>> begin TASK INPUT
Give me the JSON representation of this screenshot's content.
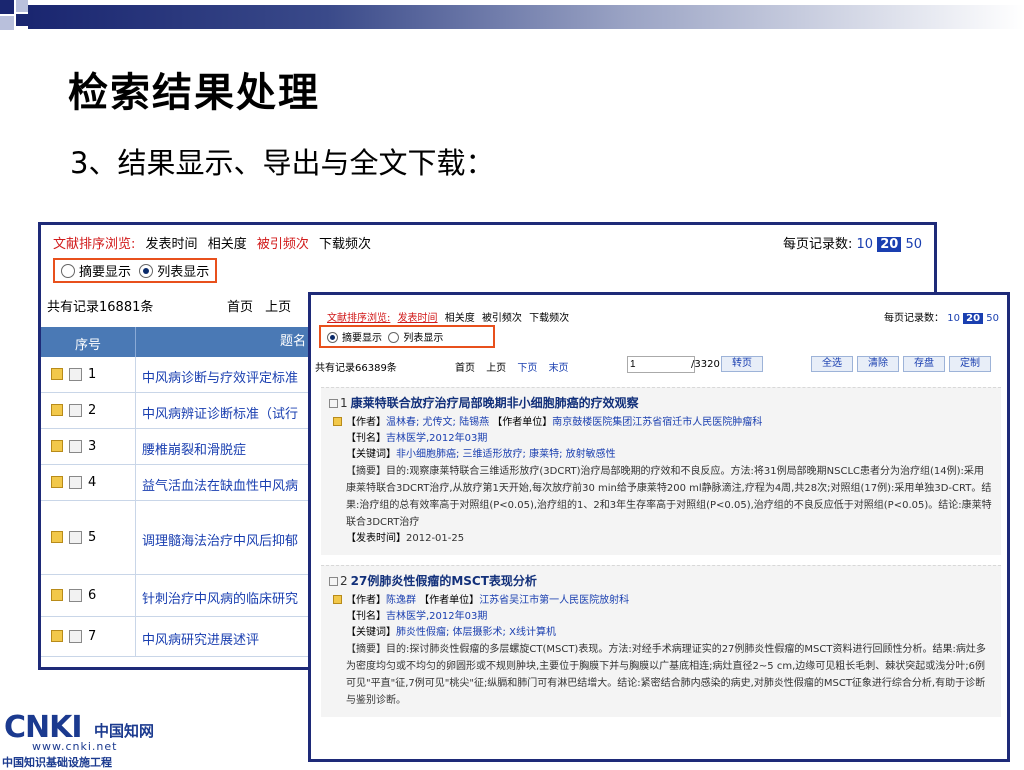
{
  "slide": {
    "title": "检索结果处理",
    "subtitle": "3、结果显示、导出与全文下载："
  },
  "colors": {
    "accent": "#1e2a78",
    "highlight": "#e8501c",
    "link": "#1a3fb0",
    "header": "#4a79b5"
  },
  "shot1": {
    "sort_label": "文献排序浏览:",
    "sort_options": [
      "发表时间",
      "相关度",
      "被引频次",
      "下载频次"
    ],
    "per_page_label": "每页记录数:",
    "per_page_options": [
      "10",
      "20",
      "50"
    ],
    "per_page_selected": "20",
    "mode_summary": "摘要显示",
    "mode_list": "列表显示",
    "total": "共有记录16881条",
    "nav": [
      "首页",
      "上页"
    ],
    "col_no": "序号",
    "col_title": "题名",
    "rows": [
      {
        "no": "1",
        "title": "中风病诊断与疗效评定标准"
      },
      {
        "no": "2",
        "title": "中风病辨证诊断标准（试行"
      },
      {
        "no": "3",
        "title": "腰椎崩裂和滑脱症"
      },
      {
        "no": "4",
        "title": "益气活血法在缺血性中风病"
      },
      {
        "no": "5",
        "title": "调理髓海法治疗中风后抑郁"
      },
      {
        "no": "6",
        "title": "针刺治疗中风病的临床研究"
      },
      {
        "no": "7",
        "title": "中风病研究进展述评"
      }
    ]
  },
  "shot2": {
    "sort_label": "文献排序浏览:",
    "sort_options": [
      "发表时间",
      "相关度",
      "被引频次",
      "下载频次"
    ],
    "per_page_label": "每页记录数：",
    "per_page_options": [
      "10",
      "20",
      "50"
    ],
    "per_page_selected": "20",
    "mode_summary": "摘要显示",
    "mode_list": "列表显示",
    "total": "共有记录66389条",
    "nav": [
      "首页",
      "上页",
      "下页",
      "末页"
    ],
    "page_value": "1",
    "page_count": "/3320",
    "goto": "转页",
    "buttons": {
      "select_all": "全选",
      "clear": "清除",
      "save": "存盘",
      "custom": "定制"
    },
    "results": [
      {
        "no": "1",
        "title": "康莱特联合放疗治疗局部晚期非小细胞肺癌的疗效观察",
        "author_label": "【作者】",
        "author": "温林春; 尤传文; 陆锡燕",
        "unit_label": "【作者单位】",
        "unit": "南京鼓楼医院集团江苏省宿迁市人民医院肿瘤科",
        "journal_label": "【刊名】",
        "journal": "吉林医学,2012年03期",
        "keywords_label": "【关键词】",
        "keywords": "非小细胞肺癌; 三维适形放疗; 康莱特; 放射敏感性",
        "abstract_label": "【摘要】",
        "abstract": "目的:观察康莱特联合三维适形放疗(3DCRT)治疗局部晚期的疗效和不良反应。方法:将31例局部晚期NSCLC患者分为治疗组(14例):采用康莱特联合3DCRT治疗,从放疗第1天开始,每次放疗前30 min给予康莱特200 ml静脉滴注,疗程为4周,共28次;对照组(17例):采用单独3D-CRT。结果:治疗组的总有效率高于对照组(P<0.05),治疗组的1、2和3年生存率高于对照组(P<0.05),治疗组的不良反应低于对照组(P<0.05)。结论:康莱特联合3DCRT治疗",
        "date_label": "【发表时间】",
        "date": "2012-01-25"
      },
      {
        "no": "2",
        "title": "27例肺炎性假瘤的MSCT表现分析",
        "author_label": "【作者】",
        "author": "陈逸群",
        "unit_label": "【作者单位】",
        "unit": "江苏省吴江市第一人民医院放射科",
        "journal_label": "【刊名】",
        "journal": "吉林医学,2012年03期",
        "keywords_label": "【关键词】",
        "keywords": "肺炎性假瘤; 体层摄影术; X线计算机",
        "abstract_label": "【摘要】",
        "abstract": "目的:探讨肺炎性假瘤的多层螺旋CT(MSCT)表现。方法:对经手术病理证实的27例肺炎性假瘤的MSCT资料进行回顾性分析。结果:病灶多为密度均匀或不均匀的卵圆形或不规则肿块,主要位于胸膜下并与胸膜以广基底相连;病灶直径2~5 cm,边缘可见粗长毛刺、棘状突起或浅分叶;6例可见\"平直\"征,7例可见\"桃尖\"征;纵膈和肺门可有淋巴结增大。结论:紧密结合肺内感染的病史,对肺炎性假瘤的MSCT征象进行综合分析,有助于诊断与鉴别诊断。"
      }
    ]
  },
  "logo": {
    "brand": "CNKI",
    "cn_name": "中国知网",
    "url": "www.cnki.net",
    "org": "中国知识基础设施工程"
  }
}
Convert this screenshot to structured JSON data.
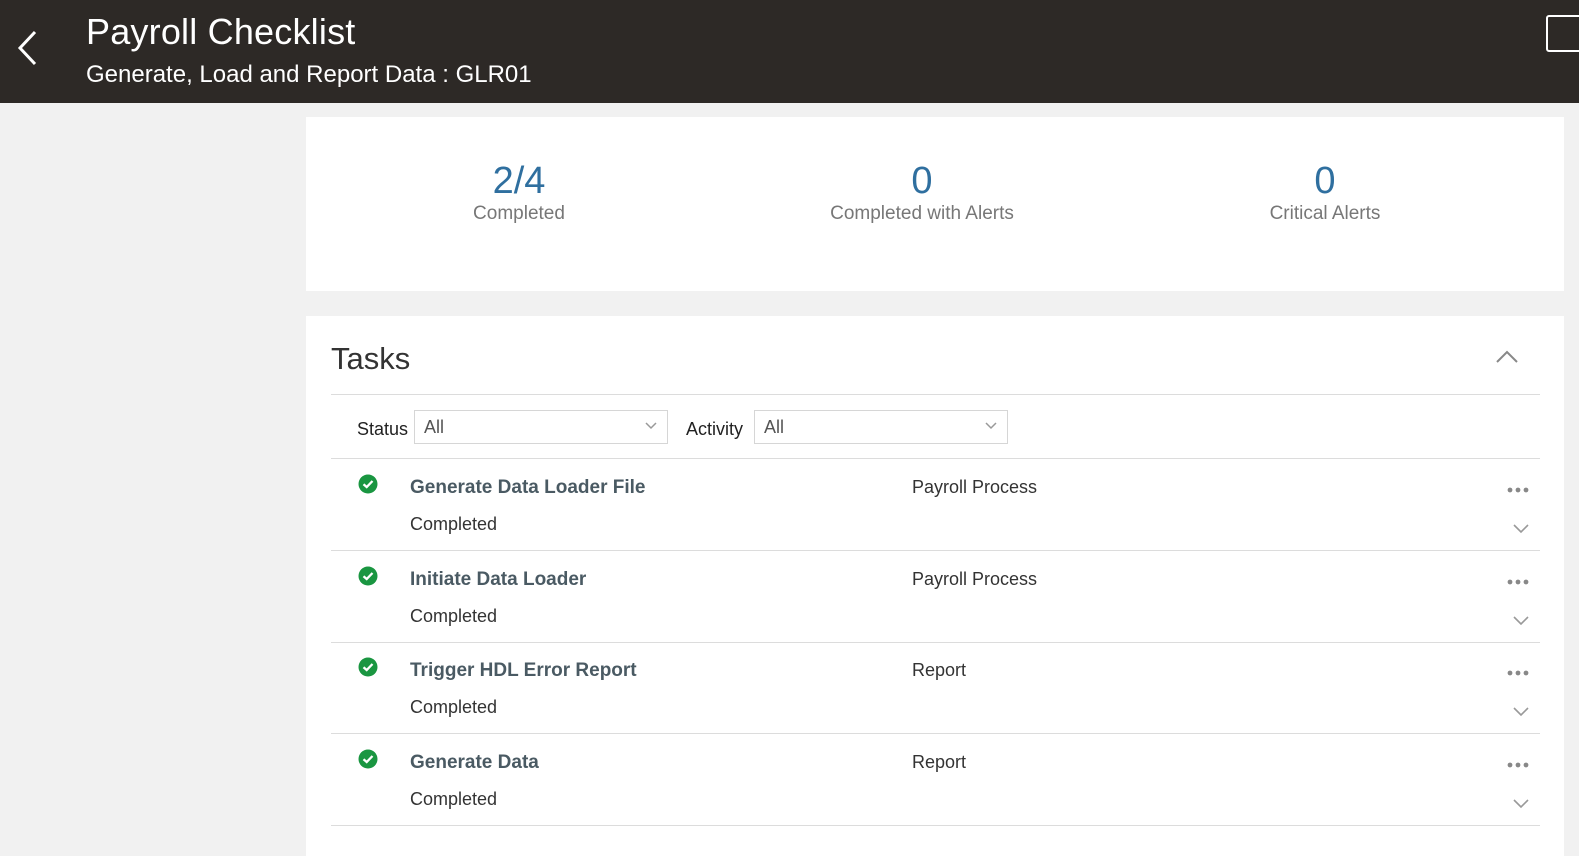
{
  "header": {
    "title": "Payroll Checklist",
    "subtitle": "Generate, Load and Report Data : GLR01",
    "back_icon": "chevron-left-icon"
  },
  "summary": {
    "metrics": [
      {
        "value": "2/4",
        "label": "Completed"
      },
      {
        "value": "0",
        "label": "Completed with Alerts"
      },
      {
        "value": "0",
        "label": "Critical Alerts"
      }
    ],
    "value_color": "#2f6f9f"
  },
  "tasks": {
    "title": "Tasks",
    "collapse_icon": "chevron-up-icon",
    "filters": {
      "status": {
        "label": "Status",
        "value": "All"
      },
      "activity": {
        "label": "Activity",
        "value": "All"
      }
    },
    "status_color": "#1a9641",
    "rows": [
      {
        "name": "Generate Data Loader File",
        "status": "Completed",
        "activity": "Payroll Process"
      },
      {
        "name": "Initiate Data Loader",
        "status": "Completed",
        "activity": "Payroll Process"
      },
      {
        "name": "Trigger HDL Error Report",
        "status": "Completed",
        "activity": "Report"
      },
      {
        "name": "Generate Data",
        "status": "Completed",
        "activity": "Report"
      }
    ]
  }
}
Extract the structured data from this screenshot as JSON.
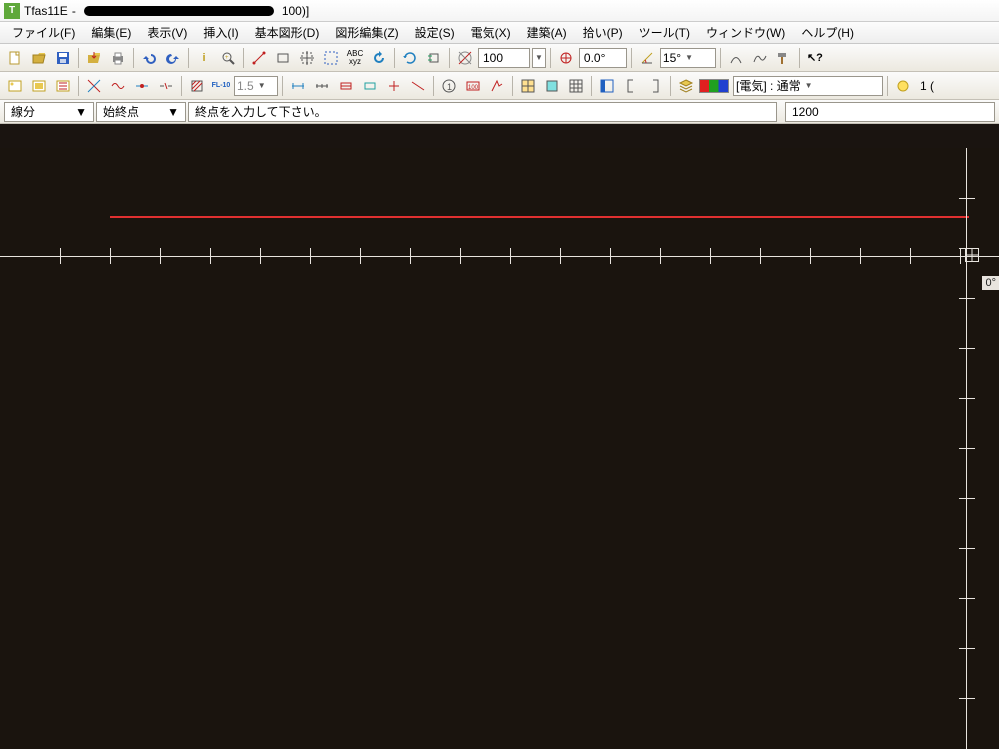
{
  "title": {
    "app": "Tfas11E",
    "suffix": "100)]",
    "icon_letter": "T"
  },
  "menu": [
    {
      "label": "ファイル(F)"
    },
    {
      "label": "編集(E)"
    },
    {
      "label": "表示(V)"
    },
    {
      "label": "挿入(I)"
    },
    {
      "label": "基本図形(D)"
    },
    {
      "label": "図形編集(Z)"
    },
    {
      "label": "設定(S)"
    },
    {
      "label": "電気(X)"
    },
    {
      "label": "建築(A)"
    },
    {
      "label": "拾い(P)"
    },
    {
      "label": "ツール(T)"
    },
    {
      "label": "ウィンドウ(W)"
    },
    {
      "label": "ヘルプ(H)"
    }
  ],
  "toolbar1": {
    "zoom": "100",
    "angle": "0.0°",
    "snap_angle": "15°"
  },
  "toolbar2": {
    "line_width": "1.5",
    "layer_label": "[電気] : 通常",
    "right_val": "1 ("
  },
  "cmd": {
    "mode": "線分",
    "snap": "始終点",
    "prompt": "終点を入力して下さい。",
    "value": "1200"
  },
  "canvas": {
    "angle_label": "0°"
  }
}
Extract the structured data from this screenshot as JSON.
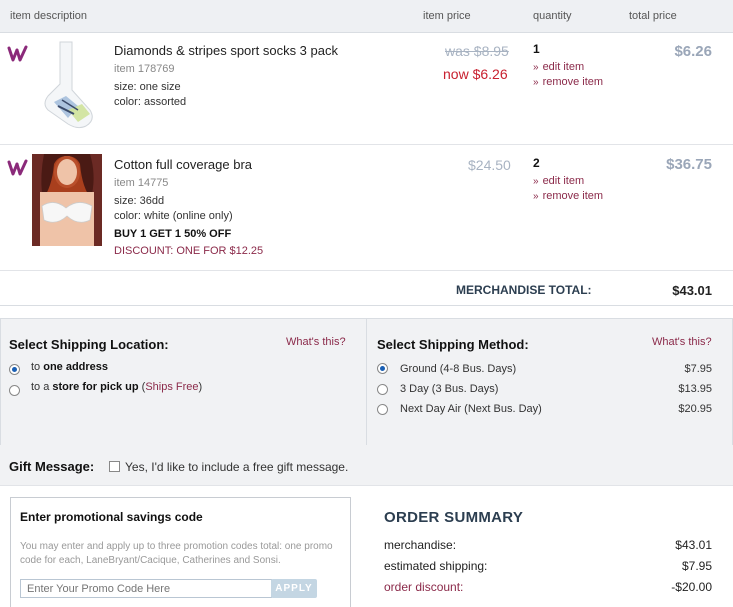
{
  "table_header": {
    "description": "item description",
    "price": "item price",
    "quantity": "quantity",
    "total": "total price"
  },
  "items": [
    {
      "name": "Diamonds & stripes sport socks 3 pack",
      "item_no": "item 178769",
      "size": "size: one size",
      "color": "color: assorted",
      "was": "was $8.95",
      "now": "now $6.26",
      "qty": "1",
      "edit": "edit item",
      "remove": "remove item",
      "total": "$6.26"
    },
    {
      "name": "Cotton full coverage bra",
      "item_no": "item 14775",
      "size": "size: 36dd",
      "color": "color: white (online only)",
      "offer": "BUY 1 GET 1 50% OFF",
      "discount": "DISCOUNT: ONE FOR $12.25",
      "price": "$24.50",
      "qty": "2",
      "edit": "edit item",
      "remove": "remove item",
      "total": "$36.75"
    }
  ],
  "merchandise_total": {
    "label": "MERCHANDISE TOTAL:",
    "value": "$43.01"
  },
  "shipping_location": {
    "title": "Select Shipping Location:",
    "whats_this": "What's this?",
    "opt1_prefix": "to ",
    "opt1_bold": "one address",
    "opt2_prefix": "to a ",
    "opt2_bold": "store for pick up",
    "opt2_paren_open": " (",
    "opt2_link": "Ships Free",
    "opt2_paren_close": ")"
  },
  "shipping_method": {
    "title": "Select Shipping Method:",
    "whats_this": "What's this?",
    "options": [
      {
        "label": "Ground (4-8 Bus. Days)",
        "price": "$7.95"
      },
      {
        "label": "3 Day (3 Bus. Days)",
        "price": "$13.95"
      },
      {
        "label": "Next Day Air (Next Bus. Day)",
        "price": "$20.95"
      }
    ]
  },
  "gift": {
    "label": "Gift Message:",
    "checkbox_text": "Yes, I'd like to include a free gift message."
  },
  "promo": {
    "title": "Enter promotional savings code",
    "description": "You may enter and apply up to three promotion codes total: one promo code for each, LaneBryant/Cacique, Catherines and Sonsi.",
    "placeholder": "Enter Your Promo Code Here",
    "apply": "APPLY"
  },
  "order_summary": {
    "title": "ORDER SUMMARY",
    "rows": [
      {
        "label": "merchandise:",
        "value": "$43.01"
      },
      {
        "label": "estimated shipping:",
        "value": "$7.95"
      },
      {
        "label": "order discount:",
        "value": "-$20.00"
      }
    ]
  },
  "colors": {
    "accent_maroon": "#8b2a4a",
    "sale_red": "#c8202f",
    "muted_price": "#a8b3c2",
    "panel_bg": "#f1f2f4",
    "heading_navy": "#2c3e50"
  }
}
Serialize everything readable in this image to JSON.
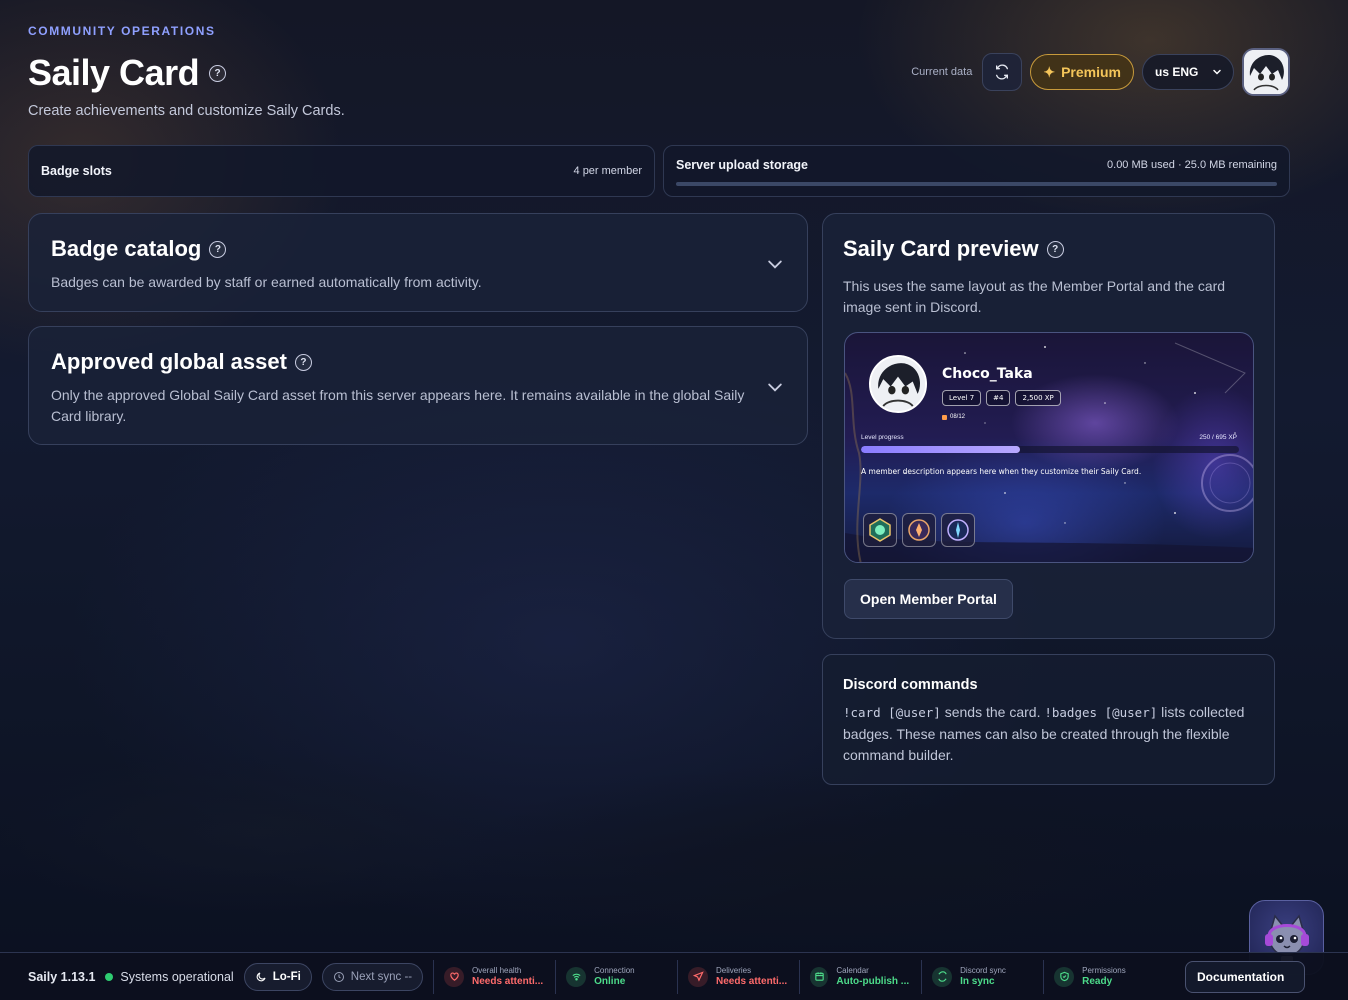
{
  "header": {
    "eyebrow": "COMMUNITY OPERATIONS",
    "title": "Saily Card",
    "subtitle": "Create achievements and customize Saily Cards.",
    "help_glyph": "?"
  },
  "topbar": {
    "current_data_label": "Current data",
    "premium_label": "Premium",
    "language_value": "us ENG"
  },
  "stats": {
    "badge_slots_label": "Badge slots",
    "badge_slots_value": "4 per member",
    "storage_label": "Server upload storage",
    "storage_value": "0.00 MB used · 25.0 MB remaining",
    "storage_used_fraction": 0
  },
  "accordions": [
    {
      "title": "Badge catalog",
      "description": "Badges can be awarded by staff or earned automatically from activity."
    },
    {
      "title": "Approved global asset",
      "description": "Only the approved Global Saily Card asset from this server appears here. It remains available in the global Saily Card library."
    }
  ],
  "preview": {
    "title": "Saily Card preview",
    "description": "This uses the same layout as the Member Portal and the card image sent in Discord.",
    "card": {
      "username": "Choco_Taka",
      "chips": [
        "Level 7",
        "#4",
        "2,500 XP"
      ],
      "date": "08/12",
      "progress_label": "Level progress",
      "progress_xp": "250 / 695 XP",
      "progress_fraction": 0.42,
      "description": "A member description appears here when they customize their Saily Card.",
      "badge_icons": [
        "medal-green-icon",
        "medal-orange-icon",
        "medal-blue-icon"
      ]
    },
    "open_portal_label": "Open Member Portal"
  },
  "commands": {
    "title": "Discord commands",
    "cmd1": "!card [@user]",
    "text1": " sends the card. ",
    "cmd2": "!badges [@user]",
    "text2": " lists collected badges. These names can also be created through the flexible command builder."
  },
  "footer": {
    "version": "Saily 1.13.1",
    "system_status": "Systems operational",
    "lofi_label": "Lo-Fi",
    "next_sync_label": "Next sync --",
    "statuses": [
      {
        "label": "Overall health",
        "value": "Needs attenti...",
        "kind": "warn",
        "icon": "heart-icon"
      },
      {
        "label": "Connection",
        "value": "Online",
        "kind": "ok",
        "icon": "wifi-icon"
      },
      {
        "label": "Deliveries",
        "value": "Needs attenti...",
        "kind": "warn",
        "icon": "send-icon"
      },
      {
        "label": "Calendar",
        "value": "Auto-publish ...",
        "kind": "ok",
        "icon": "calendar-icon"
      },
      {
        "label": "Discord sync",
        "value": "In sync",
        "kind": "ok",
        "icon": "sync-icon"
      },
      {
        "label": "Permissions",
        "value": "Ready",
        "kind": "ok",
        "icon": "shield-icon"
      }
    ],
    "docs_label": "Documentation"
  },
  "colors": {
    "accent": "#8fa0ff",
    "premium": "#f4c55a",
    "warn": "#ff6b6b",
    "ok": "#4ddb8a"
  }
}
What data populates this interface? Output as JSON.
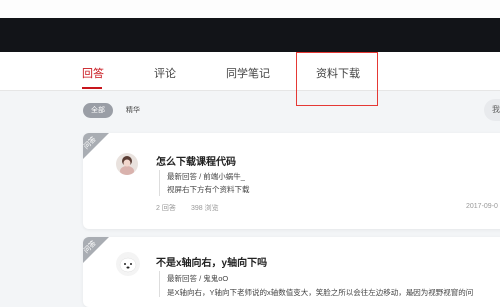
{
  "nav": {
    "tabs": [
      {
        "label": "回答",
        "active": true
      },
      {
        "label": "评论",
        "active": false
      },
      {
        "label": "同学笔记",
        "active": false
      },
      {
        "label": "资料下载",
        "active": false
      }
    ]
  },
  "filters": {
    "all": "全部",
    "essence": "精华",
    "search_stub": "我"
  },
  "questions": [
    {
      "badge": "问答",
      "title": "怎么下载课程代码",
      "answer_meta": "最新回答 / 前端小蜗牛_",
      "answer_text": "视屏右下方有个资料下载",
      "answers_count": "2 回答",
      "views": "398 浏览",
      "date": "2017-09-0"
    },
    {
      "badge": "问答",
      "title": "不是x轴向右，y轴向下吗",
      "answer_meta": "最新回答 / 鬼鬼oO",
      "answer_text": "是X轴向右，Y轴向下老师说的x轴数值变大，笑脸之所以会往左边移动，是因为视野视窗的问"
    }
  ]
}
>> end TASK INPUT
INSTRUCTIONS FOR THE TASK:
Which lines of the data include "discount"? Copy each of them.

RESULT:
      "discount": "DISCOUNT: ONE FOR $12.25",
        "label": "order discount:",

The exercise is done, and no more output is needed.